**Requirement:** Collect each line holding the string "marker".

[START OF Extracted entries]

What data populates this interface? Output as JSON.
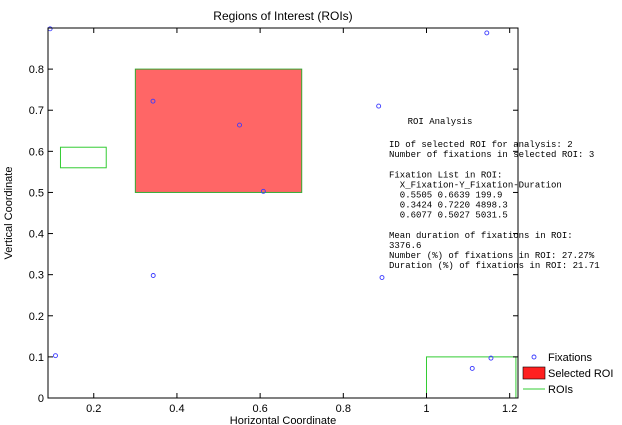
{
  "chart_data": {
    "type": "scatter",
    "title": "Regions of Interest (ROIs)",
    "xlabel": "Horizontal Coordinate",
    "ylabel": "Vertical Coordinate",
    "xlim": [
      0.09,
      1.22
    ],
    "ylim": [
      0,
      0.9
    ],
    "xticks": [
      {
        "value": 0.2,
        "label": "0.2"
      },
      {
        "value": 0.4,
        "label": "0.4"
      },
      {
        "value": 0.6,
        "label": "0.6"
      },
      {
        "value": 0.8,
        "label": "0.8"
      },
      {
        "value": 1.0,
        "label": "1"
      },
      {
        "value": 1.2,
        "label": "1.2"
      }
    ],
    "yticks": [
      {
        "value": 0,
        "label": "0"
      },
      {
        "value": 0.1,
        "label": "0.1"
      },
      {
        "value": 0.2,
        "label": "0.2"
      },
      {
        "value": 0.3,
        "label": "0.3"
      },
      {
        "value": 0.4,
        "label": "0.4"
      },
      {
        "value": 0.5,
        "label": "0.5"
      },
      {
        "value": 0.6,
        "label": "0.6"
      },
      {
        "value": 0.7,
        "label": "0.7"
      },
      {
        "value": 0.8,
        "label": "0.8"
      }
    ],
    "grid": false,
    "legend_position": "bottom-right",
    "legend": [
      {
        "label": "Fixations",
        "marker": "circle"
      },
      {
        "label": "Selected ROI",
        "marker": "filled-rect"
      },
      {
        "label": "ROIs",
        "marker": "line"
      }
    ],
    "series": [
      {
        "name": "Fixations",
        "color": "#3a3aff",
        "points": [
          {
            "x": 0.095,
            "y": 0.898
          },
          {
            "x": 1.145,
            "y": 0.888
          },
          {
            "x": 0.3424,
            "y": 0.722
          },
          {
            "x": 0.885,
            "y": 0.71
          },
          {
            "x": 0.5505,
            "y": 0.6639
          },
          {
            "x": 0.6077,
            "y": 0.5027
          },
          {
            "x": 0.343,
            "y": 0.298
          },
          {
            "x": 0.893,
            "y": 0.293
          },
          {
            "x": 0.108,
            "y": 0.103
          },
          {
            "x": 1.155,
            "y": 0.097
          },
          {
            "x": 1.11,
            "y": 0.072
          }
        ]
      }
    ],
    "rois": [
      {
        "x0": 0.3,
        "x1": 0.7,
        "y0": 0.5,
        "y1": 0.8,
        "selected": true
      },
      {
        "x0": 0.12,
        "x1": 0.23,
        "y0": 0.56,
        "y1": 0.61,
        "selected": false
      },
      {
        "x0": 1.0,
        "x1": 1.215,
        "y0": 0.0,
        "y1": 0.1,
        "selected": false
      }
    ],
    "colors": {
      "selected_fill": "#ff6666",
      "selected_edge": "#33aa33",
      "roi_edge": "#33cc33",
      "marker": "#3a3aff"
    },
    "annotation": {
      "title": "ROI Analysis",
      "lines": [
        "ID of selected ROI for analysis: 2",
        "Number of fixations in selected ROI: 3",
        "",
        "Fixation List in ROI:",
        "  X_Fixation-Y_Fixation-Duration",
        "  0.5505 0.6639 199.9",
        "  0.3424 0.7220 4898.3",
        "  0.6077 0.5027 5031.5",
        "",
        "Mean duration of fixations in ROI:",
        "3376.6",
        "Number (%) of fixations in ROI: 27.27%",
        "Duration (%) of fixations in ROI: 21.71"
      ]
    }
  }
}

[END OF Extracted entries]

**Full response:**
        "marker": "circle"
        "marker": "filled-rect"
        "marker": "line"
      "marker": "#3a3aff"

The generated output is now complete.